→ Job: Edit the records from the line holding "Identify all the" through the line holding "incoming-message-text: Очень хорошо", inclusive, swapping "elements" for "items" and keeping everything else the same. Leave the pictures out of your answer.

* BEGIN Material for this exercise *

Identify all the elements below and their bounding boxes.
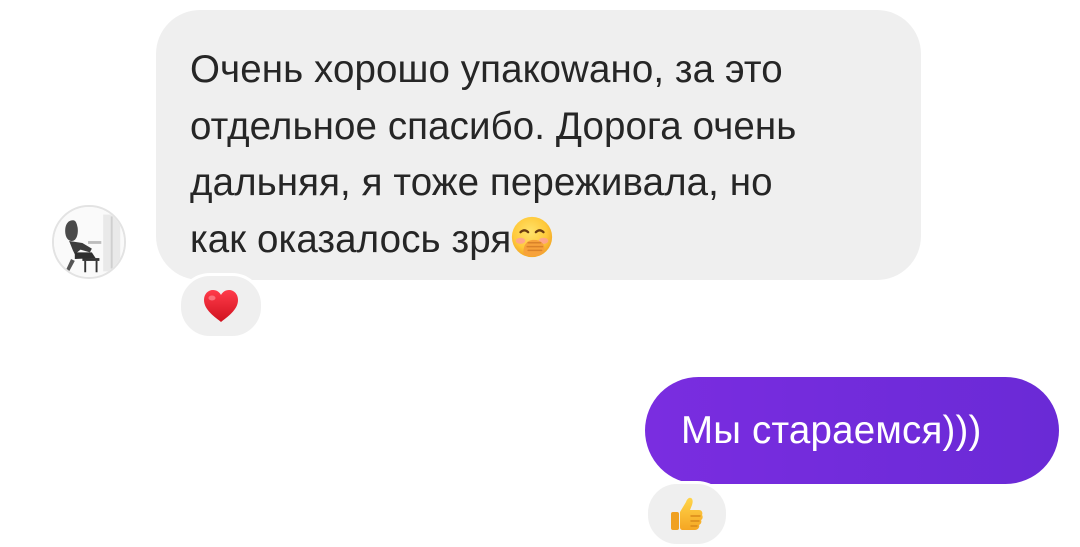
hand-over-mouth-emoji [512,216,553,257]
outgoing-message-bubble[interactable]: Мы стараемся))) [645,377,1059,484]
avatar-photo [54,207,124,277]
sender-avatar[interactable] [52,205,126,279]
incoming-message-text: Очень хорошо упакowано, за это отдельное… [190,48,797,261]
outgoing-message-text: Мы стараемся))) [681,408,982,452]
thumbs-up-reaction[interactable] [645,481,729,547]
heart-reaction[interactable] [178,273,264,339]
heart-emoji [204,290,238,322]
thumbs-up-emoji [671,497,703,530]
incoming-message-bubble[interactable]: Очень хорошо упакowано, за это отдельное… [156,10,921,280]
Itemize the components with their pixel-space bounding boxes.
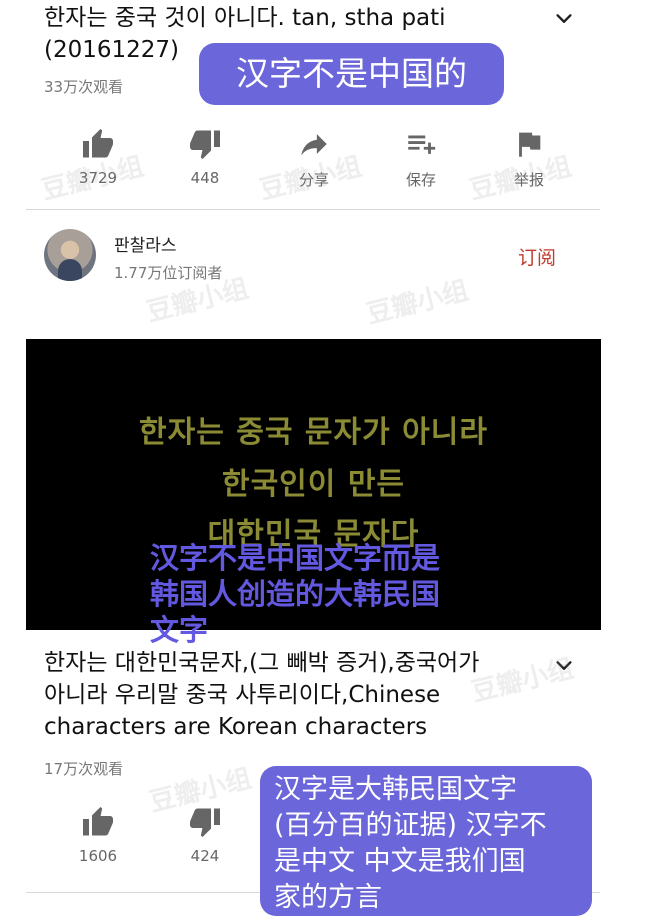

* END Material for this exercise *
* BEGIN Material for this exercise *

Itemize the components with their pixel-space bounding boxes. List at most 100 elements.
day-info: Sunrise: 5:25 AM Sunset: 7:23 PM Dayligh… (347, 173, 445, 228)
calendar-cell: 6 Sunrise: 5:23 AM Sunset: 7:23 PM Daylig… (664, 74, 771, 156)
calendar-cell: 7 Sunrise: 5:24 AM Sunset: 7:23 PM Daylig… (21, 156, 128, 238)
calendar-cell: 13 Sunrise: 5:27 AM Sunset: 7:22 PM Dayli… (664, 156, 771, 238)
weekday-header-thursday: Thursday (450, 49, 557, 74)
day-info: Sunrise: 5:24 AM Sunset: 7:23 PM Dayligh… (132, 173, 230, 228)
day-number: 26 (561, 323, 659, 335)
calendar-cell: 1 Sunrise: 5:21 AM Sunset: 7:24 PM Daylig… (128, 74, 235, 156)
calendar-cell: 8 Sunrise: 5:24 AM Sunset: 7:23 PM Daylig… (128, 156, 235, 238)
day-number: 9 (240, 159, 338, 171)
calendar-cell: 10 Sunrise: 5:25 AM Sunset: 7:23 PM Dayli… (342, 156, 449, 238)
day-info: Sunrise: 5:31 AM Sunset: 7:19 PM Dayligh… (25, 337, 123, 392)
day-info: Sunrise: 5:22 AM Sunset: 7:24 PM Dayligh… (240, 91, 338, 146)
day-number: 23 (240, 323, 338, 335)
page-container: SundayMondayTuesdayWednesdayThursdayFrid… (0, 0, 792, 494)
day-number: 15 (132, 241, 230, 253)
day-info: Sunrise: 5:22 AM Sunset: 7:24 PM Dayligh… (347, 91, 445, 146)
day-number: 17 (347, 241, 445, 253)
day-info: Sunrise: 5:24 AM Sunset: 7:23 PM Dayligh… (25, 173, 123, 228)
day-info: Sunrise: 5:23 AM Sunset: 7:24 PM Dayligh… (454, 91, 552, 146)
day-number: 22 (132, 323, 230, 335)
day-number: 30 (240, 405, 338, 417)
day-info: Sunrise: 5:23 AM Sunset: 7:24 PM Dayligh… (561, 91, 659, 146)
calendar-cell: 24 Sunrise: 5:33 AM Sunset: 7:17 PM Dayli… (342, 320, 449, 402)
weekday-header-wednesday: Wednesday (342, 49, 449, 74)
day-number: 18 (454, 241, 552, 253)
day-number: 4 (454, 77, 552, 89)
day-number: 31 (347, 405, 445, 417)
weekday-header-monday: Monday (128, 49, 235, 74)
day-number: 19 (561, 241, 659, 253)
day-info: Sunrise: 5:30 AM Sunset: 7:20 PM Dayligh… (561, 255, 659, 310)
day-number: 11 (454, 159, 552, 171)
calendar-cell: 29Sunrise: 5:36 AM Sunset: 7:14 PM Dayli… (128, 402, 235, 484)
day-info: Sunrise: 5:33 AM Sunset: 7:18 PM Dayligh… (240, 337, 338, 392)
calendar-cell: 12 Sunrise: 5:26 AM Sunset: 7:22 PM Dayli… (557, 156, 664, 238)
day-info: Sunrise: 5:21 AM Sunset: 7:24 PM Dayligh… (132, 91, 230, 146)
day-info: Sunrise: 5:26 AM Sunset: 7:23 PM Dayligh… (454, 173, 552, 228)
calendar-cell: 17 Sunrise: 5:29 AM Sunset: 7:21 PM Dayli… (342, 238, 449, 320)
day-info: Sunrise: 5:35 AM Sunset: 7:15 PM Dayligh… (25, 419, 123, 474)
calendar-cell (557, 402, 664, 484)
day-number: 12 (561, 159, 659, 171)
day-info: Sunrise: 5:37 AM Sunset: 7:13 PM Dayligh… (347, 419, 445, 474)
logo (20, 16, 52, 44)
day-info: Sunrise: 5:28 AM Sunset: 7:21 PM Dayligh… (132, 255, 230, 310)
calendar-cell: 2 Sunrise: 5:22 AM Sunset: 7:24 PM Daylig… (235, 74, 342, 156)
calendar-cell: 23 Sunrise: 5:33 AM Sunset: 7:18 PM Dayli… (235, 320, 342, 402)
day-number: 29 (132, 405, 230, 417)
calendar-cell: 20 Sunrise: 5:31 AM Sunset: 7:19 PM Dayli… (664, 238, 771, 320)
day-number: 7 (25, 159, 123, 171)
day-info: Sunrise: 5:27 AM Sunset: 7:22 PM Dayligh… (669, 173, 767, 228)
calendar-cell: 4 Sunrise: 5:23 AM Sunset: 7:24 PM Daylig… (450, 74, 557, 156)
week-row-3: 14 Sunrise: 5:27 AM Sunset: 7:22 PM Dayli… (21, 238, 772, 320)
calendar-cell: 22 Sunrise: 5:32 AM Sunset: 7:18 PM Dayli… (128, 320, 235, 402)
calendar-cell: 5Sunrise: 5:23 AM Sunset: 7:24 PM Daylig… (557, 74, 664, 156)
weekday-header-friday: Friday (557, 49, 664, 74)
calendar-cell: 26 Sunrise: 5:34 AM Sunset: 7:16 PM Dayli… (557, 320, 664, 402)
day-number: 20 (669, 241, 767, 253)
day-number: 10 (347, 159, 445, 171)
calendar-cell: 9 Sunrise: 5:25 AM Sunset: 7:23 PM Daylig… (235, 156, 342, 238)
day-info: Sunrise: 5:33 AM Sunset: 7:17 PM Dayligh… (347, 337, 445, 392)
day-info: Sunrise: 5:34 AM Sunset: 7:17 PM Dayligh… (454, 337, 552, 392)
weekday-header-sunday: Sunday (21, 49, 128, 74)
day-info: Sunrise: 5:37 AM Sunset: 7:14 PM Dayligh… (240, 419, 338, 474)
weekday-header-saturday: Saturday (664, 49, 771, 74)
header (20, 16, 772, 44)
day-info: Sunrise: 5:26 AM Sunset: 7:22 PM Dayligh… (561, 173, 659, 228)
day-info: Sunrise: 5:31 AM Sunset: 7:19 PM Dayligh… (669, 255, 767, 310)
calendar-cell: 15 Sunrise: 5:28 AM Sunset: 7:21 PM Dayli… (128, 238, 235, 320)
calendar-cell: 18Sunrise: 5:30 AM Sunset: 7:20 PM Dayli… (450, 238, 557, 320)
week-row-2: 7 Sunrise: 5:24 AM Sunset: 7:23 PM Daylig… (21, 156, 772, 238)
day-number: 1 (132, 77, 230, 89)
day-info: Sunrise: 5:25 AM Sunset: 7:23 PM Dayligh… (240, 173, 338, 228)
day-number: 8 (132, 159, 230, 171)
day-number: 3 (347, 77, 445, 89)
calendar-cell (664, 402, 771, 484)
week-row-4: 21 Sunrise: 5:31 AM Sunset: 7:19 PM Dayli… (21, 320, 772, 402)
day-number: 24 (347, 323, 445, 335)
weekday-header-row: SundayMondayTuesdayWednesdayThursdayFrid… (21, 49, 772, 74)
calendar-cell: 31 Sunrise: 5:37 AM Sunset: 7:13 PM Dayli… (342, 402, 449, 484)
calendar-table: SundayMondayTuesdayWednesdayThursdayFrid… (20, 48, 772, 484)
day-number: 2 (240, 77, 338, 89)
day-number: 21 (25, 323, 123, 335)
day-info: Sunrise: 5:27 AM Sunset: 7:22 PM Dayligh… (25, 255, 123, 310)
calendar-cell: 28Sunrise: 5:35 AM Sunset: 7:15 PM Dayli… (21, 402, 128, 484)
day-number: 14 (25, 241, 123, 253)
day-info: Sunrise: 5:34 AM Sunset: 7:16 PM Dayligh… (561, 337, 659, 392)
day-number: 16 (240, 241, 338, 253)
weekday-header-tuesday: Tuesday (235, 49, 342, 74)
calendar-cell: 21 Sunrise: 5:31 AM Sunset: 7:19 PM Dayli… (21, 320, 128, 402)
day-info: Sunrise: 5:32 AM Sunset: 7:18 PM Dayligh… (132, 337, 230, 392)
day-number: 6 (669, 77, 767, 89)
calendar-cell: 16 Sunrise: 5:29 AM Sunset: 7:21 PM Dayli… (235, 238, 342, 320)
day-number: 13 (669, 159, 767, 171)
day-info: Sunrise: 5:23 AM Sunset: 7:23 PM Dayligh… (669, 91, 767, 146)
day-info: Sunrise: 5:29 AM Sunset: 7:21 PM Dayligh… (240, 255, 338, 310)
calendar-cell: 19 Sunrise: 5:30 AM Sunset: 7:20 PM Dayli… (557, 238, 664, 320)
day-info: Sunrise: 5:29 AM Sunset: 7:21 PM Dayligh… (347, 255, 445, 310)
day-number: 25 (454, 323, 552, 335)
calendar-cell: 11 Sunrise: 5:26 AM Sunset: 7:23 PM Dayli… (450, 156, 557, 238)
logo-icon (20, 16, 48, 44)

* END Material for this exercise *

→ Task solution:
Identify all the items below and their bounding boxes.
hand-over-mouth-emoji [512,216,553,257]
outgoing-message-bubble[interactable]: Мы стараемся))) [645,377,1059,484]
avatar-photo [54,207,124,277]
sender-avatar[interactable] [52,205,126,279]
incoming-message-text: Очень хорошо упакowано, за это отдельное… [190,48,797,261]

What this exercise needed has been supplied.